## Begin SUPPLIED MATERIAL
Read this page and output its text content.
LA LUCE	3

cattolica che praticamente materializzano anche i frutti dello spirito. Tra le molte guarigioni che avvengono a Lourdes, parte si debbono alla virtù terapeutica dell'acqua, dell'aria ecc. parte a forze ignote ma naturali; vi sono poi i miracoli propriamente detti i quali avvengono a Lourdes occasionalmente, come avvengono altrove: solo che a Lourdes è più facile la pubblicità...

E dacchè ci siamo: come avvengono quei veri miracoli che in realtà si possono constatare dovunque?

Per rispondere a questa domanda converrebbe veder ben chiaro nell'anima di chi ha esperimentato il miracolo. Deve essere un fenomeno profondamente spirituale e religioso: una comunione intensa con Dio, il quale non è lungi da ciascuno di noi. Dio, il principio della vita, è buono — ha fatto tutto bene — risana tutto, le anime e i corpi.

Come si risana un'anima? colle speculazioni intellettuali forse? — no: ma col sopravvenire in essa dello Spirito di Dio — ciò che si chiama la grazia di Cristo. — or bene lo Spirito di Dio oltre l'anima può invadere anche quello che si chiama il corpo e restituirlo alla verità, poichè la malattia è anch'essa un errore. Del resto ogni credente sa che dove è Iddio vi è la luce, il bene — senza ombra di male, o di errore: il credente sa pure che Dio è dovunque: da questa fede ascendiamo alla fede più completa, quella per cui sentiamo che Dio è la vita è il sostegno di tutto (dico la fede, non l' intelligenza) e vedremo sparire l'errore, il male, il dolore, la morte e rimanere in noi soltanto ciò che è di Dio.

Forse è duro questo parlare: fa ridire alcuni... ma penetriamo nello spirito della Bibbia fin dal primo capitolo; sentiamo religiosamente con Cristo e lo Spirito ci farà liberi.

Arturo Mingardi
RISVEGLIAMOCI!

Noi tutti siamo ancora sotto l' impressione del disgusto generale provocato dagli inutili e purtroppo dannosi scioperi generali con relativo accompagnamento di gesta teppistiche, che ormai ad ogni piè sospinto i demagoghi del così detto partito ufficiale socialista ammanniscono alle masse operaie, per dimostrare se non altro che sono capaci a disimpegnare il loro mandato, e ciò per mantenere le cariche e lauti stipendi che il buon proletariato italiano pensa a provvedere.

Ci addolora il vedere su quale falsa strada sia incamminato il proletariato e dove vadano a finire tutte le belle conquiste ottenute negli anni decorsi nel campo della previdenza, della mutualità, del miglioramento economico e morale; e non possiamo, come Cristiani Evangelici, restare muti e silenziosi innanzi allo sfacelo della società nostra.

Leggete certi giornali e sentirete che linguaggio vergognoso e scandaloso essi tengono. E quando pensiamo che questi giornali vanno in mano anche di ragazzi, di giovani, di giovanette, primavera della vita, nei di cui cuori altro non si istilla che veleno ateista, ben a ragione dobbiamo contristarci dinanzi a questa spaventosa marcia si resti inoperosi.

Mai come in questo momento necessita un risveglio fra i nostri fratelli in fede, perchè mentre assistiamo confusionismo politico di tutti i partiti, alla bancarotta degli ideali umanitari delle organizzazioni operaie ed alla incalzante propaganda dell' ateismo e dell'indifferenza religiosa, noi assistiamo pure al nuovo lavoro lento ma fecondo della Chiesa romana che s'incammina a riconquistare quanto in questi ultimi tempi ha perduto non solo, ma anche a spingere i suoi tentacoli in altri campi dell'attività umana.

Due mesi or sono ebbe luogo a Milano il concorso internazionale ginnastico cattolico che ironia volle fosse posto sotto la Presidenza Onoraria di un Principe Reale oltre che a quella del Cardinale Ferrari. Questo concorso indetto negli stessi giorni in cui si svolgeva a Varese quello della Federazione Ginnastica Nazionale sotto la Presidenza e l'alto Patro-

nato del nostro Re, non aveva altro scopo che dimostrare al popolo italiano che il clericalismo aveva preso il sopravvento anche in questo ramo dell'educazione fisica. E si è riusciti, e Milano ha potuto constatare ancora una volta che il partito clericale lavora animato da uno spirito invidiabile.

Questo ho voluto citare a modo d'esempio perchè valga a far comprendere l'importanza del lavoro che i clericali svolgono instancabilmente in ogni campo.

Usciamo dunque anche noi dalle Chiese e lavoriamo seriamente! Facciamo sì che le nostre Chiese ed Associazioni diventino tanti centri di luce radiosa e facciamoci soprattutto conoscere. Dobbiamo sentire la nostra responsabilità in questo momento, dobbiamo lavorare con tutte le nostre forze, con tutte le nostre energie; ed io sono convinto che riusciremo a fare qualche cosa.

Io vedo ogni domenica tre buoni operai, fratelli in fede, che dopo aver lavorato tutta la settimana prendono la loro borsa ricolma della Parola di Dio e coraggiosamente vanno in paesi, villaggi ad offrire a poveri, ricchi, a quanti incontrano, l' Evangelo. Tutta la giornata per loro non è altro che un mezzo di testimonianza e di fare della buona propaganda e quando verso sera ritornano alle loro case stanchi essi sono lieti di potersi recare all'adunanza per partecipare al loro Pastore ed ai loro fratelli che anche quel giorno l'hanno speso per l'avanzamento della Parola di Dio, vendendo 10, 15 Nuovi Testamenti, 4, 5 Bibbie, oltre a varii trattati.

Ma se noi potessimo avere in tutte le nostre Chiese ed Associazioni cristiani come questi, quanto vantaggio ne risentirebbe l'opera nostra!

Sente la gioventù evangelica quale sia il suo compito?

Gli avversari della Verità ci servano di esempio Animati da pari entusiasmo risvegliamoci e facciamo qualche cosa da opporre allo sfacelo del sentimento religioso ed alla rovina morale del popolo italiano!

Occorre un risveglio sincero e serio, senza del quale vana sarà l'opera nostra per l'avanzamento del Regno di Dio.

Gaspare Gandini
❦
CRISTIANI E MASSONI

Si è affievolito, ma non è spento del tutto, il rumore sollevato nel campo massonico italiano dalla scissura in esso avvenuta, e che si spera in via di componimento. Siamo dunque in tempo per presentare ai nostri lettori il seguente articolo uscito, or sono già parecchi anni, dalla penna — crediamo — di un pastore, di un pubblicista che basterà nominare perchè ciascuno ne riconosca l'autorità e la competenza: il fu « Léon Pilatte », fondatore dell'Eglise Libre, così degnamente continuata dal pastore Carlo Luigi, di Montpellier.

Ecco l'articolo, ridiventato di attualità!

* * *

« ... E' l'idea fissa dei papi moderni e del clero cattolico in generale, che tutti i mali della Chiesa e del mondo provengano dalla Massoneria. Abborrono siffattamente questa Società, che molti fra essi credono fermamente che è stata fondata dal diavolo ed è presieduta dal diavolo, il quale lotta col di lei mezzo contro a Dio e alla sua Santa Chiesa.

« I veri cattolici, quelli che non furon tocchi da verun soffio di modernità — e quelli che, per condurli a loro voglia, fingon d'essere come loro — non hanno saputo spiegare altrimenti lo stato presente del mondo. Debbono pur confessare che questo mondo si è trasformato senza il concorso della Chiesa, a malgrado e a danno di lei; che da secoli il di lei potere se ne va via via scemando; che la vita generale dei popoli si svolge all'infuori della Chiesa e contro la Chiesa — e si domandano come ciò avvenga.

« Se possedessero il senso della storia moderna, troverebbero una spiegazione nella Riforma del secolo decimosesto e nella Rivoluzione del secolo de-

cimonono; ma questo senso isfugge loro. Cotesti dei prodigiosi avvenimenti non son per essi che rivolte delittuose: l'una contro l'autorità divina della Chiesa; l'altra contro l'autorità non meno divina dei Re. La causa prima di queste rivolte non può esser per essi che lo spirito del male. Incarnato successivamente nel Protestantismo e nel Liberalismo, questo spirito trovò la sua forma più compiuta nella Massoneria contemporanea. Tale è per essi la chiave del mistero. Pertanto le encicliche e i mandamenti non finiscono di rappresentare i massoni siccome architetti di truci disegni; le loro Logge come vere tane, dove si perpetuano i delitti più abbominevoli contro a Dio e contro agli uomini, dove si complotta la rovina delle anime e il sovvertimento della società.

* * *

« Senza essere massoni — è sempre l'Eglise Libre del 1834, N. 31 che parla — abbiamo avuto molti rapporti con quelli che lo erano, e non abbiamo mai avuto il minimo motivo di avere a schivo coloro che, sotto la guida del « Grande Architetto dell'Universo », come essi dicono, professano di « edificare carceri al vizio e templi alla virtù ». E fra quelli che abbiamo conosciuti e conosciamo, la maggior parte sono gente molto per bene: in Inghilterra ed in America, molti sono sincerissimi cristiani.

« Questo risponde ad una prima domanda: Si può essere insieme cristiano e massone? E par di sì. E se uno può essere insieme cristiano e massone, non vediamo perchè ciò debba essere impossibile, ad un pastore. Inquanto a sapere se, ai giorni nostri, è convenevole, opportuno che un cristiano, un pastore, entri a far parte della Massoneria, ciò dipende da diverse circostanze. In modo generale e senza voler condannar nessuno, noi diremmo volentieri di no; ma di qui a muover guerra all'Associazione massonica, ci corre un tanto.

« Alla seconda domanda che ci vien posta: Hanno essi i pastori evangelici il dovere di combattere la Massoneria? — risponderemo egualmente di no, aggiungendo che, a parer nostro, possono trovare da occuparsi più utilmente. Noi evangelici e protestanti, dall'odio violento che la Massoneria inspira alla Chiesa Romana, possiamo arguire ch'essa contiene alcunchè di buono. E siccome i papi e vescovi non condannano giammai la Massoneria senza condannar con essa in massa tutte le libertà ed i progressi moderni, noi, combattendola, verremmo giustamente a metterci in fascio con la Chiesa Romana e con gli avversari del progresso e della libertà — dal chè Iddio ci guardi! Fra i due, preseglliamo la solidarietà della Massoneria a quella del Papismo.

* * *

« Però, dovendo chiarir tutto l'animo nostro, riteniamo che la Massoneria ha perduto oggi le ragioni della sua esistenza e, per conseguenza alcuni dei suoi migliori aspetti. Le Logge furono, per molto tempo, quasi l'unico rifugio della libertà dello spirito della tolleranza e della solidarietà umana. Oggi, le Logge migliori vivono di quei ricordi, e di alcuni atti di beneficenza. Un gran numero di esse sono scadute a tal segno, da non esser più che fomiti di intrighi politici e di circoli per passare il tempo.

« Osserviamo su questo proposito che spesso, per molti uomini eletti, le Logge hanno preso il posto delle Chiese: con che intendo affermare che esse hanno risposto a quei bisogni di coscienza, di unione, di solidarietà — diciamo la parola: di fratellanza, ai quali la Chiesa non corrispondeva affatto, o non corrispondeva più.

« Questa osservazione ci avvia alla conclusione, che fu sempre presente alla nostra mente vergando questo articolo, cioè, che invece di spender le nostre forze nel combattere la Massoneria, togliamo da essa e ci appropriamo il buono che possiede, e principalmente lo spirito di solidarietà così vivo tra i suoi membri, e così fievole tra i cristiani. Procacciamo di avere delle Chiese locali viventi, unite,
## End SUPPLIED MATERIAL
WHAT YOU ARE ASKED TO DO » Copy all lines from the material that include "mezzo".

RESULT OF THIS TASK »
Io vedo ogni domenica tre buoni operai, fratelli in fede, che dopo aver lavorato tutta la settimana prendono la loro borsa ricolma della Parola di Dio e coraggiosamente vanno in paesi, villaggi ad offrire a poveri, ricchi, a quanti incontrano, l' Evangelo. Tutta la giornata per loro non è altro che un mezzo di testimonianza e di fare della buona propaganda e quando verso sera ritornano alle loro case stanchi essi sono lieti di potersi recare all'adunanza per partecipare al loro Pastore ed ai loro fratelli che anche quel giorno l'hanno speso per l'avanzamento della Parola di Dio, vendendo 10, 15 Nuovi Testamenti, 4, 5 Bibbie, oltre a varii trattati.
« ... E' l'idea fissa dei papi moderni e del clero cattolico in generale, che tutti i mali della Chiesa e del mondo provengano dalla Massoneria. Abborrono siffattamente questa Società, che molti fra essi credono fermamente che è stata fondata dal diavolo ed è presieduta dal diavolo, il quale lotta col di lei mezzo contro a Dio e alla sua Santa Chiesa.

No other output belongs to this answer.